#### Task prompt
Reproduce the material verbatim, from its first line through the line that contains "block-editor-label-line2: Editor bbox=[313, 100, 363, 121]", including both of those lines and nothing after them.

#### Dataset extract

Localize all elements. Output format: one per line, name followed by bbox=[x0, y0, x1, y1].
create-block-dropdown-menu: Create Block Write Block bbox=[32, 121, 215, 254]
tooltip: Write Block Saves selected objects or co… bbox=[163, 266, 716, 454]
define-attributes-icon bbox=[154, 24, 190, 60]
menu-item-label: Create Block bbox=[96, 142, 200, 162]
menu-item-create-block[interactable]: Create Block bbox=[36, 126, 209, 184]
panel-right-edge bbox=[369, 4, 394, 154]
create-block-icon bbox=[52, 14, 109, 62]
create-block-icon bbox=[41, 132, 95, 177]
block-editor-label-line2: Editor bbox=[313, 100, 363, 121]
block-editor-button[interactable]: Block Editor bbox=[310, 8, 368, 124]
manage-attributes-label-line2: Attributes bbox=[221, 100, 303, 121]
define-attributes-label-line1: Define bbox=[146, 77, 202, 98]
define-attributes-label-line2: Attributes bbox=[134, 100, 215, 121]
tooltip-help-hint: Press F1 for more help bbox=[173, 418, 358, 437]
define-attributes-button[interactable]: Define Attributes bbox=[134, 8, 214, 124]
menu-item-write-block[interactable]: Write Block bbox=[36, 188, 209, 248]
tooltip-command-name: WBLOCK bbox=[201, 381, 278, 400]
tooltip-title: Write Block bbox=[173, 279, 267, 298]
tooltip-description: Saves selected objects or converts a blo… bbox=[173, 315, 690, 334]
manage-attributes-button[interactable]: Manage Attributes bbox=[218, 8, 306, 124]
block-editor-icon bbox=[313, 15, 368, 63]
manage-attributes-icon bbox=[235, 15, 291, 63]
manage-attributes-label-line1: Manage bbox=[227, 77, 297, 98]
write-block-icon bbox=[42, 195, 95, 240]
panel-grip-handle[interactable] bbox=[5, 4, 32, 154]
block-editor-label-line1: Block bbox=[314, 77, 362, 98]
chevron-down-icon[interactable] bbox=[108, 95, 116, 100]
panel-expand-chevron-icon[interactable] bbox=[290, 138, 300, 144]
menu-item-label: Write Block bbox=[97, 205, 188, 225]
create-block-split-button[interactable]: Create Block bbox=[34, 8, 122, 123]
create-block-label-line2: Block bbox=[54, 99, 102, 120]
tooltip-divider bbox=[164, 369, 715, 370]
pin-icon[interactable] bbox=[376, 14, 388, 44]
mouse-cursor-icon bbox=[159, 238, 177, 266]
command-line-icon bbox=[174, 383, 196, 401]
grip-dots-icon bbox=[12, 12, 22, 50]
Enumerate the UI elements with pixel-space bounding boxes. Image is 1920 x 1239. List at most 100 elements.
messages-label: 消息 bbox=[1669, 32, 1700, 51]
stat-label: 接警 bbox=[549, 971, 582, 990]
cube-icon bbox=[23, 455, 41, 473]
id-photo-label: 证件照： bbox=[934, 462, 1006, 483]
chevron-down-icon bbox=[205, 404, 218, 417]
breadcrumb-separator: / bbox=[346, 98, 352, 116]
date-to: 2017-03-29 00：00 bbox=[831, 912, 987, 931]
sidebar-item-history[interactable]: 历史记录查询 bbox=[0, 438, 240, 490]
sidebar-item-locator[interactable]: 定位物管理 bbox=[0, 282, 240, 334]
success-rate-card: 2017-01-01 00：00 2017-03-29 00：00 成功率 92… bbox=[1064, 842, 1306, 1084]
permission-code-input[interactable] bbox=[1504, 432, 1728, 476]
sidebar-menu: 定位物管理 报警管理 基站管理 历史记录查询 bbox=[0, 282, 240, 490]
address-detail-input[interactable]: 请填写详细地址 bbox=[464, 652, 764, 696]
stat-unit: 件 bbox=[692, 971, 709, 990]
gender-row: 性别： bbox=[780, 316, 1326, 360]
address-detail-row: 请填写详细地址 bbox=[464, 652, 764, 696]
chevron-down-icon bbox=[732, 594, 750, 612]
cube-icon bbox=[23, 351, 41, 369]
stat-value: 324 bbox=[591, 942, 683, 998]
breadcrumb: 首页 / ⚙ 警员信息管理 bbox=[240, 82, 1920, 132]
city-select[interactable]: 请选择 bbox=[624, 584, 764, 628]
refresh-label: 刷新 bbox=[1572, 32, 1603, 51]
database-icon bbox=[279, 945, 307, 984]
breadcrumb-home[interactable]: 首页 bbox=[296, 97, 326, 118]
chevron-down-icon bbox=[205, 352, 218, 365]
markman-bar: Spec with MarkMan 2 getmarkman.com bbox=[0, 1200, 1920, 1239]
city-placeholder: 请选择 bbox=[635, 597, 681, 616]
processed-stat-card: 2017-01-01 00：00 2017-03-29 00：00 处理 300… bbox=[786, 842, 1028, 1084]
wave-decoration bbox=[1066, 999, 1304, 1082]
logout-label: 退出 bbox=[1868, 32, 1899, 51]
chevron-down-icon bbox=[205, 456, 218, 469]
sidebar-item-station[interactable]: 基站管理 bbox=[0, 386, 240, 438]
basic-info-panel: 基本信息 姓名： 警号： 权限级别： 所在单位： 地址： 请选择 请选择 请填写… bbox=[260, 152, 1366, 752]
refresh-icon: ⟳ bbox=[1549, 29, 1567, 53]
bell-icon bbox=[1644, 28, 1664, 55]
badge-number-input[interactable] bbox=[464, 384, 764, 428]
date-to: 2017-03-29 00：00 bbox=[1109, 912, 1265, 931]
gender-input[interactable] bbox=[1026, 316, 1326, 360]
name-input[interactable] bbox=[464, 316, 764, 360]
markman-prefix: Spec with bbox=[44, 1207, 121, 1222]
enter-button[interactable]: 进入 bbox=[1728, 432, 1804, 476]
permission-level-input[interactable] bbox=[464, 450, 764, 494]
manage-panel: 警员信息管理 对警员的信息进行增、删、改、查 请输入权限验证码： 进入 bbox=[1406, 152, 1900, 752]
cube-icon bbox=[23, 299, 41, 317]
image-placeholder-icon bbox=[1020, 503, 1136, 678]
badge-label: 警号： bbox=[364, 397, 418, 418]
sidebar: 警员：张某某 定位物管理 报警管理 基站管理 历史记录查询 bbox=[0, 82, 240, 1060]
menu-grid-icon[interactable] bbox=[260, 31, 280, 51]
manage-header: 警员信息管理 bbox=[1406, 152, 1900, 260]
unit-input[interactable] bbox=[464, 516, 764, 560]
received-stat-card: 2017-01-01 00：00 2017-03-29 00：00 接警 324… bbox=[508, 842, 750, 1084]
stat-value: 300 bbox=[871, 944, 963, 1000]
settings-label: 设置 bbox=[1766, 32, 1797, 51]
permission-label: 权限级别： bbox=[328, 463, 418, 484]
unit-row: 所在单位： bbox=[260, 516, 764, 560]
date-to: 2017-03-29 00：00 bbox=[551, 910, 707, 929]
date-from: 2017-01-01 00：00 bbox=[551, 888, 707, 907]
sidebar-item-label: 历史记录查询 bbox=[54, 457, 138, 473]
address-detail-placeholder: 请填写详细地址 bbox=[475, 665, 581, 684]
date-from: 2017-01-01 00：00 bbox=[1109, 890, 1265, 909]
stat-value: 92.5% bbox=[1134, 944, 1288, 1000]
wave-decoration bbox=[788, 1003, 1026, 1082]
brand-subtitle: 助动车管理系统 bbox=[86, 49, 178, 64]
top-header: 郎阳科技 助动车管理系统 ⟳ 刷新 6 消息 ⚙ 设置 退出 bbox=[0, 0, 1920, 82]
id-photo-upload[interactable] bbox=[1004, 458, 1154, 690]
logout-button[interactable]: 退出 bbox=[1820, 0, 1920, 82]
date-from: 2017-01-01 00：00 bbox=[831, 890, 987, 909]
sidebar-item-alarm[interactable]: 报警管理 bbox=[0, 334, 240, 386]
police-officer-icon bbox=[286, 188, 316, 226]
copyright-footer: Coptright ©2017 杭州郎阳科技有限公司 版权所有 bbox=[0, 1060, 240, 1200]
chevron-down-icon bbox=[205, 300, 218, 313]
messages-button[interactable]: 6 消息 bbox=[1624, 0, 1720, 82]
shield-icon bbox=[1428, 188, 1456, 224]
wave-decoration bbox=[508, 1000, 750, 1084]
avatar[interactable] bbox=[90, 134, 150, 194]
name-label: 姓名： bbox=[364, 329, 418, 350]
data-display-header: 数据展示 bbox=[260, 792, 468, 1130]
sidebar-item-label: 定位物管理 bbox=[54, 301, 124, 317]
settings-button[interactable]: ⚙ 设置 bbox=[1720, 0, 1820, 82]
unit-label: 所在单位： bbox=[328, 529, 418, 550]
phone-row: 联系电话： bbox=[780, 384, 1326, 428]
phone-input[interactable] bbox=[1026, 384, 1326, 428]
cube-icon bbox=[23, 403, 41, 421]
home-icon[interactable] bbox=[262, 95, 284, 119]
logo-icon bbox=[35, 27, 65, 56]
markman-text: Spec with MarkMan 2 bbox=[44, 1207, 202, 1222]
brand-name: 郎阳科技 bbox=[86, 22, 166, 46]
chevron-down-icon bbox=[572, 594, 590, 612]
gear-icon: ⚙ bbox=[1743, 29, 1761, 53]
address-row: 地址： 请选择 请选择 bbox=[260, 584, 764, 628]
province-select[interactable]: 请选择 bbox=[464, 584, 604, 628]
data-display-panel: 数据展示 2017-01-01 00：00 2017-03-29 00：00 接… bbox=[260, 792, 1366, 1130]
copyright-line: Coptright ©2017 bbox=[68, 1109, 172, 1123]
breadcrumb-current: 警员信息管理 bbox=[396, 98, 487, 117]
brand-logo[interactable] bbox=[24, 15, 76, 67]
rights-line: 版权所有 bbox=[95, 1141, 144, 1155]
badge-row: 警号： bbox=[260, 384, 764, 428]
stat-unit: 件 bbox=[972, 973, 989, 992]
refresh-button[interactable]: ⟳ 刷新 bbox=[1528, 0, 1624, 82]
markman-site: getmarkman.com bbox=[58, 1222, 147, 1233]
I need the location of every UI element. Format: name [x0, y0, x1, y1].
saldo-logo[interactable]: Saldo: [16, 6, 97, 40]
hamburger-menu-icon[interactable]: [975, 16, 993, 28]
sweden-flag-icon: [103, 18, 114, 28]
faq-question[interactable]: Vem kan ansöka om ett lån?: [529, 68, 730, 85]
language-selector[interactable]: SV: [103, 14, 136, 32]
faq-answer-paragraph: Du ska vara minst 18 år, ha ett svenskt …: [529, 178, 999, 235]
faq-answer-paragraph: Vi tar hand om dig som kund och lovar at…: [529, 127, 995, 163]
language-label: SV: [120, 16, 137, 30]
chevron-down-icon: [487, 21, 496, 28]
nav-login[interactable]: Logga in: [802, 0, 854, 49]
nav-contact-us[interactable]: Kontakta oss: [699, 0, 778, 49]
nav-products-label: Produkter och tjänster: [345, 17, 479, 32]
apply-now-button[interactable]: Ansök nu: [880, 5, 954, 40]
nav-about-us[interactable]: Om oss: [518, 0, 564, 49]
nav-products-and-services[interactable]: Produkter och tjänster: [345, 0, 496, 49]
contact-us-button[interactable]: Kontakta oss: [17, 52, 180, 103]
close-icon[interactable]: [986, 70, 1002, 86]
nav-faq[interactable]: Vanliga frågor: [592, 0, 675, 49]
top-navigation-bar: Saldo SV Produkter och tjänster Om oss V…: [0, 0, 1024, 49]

#### Result of the exercise
Localize all elements. Output format: one per line, name followed by bbox=[x0, y0, x1, y1].
create-block-dropdown-menu: Create Block Write Block bbox=[32, 121, 215, 254]
tooltip: Write Block Saves selected objects or co… bbox=[163, 266, 716, 454]
define-attributes-icon bbox=[154, 24, 190, 60]
menu-item-label: Create Block bbox=[96, 142, 200, 162]
menu-item-create-block[interactable]: Create Block bbox=[36, 126, 209, 184]
panel-right-edge bbox=[369, 4, 394, 154]
create-block-icon bbox=[52, 14, 109, 62]
create-block-icon bbox=[41, 132, 95, 177]
block-editor-label-line2: Editor bbox=[313, 100, 363, 121]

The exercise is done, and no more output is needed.